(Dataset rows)

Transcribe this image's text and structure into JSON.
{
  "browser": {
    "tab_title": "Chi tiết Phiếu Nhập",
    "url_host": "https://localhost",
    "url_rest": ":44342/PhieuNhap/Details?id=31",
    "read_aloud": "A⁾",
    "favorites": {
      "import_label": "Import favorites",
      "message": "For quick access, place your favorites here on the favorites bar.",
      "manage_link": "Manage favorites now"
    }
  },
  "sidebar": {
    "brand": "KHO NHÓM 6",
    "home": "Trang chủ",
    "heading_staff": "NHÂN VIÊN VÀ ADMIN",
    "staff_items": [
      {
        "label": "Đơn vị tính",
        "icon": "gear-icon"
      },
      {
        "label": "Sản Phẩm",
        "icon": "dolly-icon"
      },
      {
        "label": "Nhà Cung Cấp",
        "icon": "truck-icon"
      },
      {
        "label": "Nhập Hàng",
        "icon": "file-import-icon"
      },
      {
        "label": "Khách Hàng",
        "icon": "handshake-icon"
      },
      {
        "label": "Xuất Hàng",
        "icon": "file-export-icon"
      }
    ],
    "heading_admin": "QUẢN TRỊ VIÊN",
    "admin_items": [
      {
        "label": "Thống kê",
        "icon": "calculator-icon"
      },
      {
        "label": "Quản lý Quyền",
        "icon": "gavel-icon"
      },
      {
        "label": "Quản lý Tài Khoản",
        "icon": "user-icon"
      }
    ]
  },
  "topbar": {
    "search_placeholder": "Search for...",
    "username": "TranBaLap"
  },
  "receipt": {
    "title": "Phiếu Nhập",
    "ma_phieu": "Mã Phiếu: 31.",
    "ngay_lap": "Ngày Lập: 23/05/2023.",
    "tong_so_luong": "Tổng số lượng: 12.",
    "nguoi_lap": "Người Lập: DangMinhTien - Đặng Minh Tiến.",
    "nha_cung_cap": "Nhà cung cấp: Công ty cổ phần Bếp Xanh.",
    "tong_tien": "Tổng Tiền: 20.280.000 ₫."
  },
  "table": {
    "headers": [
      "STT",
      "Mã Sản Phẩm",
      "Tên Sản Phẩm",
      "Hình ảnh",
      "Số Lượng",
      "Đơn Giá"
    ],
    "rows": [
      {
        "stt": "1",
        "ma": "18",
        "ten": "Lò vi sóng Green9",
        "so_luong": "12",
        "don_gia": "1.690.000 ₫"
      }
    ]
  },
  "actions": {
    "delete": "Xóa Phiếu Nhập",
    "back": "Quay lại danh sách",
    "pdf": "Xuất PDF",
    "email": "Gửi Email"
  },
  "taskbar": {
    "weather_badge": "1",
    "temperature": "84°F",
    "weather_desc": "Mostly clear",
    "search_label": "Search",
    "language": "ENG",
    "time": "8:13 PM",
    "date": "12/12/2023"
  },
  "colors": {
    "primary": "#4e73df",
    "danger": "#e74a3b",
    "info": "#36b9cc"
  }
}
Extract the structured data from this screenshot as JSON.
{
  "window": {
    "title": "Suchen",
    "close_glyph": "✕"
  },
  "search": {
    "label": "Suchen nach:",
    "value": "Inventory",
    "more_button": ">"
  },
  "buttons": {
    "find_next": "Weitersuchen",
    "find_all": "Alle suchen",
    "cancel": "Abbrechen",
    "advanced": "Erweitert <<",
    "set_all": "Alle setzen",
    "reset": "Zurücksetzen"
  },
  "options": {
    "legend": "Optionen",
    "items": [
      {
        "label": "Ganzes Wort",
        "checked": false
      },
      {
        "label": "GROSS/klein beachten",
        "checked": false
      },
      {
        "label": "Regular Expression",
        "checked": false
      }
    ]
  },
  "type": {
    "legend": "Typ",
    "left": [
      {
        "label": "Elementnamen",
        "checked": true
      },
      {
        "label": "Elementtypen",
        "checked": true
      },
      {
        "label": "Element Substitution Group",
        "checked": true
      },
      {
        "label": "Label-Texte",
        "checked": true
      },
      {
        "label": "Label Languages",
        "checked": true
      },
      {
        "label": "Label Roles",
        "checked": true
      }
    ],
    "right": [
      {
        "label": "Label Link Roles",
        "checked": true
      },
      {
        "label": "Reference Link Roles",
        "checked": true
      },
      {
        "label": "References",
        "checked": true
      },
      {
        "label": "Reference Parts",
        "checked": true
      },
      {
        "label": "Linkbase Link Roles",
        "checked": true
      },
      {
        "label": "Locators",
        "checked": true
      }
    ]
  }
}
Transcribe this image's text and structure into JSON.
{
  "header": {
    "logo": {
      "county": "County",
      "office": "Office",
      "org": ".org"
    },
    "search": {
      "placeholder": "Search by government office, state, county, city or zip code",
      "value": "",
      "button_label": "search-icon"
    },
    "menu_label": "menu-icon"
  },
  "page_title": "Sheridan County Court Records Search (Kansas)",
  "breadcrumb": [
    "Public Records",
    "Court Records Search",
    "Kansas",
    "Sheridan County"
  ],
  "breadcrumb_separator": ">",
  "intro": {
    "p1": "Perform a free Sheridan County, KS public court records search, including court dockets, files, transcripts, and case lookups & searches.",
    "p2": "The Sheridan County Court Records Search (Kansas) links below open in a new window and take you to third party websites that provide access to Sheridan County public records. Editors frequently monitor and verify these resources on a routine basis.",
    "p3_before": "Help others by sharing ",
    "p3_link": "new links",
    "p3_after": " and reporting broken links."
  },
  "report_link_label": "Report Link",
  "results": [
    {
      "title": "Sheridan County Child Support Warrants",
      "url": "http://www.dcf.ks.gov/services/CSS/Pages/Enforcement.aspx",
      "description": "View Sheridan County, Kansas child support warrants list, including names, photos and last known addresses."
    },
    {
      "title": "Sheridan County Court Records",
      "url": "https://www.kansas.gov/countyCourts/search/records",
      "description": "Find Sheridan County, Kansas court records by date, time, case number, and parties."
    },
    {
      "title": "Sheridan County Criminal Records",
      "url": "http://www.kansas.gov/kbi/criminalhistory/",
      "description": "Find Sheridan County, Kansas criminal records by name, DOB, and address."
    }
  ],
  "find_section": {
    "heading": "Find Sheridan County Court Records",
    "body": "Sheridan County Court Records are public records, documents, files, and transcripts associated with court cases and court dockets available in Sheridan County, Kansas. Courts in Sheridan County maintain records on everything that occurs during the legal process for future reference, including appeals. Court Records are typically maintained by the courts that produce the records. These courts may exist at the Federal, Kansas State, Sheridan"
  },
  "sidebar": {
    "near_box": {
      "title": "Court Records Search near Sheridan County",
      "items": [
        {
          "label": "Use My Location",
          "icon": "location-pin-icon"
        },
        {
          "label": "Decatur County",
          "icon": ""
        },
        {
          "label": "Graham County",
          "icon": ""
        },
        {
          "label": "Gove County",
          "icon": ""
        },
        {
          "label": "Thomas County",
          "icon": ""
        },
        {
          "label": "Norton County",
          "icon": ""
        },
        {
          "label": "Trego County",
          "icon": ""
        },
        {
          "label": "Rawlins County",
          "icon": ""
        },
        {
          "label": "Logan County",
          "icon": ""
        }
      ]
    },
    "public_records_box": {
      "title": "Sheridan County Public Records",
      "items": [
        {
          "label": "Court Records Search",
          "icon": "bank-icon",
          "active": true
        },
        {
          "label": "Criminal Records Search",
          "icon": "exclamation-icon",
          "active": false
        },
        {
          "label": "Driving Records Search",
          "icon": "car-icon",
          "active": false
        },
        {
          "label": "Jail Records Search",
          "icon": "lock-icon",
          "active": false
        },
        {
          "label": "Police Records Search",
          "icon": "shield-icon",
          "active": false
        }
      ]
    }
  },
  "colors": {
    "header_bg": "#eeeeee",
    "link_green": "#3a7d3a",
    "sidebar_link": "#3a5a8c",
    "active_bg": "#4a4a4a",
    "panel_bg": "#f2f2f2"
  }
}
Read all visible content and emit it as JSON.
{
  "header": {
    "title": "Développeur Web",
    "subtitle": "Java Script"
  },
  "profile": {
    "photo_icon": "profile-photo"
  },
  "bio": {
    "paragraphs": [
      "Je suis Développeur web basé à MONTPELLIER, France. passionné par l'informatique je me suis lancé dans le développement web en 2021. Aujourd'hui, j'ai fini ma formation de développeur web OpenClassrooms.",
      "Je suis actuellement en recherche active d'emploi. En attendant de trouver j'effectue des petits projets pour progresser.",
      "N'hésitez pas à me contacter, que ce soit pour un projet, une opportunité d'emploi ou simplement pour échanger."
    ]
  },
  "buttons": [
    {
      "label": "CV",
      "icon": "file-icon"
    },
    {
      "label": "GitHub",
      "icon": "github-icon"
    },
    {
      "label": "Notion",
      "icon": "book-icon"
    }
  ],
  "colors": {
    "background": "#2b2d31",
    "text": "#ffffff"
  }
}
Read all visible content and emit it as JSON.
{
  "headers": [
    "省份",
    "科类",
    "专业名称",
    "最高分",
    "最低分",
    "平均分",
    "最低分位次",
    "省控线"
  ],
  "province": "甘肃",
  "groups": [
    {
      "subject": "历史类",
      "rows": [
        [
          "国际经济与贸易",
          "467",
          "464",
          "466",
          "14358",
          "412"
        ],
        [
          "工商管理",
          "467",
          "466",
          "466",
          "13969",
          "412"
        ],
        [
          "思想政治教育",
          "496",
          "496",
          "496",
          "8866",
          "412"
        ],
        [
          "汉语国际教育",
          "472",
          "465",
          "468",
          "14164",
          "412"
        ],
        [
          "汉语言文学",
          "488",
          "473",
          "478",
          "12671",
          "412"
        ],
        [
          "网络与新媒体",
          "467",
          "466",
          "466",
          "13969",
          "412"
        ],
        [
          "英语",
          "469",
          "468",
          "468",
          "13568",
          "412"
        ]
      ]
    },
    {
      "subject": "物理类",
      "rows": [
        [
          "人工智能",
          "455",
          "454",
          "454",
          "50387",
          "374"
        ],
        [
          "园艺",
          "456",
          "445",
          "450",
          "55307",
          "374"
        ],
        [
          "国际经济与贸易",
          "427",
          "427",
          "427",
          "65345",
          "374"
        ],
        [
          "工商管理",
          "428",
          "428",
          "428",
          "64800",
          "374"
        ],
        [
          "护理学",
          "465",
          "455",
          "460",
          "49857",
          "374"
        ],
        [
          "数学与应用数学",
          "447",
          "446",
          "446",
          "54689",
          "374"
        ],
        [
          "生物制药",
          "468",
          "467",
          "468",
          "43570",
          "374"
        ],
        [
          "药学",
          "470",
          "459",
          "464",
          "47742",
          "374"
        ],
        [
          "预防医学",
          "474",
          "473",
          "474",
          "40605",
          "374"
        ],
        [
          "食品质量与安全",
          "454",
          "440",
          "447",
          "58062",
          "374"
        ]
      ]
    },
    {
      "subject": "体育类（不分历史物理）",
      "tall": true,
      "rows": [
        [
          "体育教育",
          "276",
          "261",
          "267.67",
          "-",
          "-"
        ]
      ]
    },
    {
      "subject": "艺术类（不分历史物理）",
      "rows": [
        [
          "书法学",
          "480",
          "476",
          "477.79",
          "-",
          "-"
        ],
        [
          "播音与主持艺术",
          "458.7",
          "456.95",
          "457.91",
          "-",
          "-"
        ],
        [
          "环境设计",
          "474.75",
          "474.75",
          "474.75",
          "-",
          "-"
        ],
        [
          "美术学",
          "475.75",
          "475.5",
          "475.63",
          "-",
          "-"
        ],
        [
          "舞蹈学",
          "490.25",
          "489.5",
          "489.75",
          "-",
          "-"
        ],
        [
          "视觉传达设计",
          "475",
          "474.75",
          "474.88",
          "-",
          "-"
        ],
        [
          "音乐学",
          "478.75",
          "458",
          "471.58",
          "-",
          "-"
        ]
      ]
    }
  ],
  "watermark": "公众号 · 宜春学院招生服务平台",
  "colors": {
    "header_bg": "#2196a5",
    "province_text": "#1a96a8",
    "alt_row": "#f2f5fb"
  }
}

Exercise task: Show the lines of the material that contain the word "subject".

Final result:
      "subject": "历史类",
      "subject": "物理类",
      "subject": "体育类（不分历史物理）",
      "subject": "艺术类（不分历史物理）",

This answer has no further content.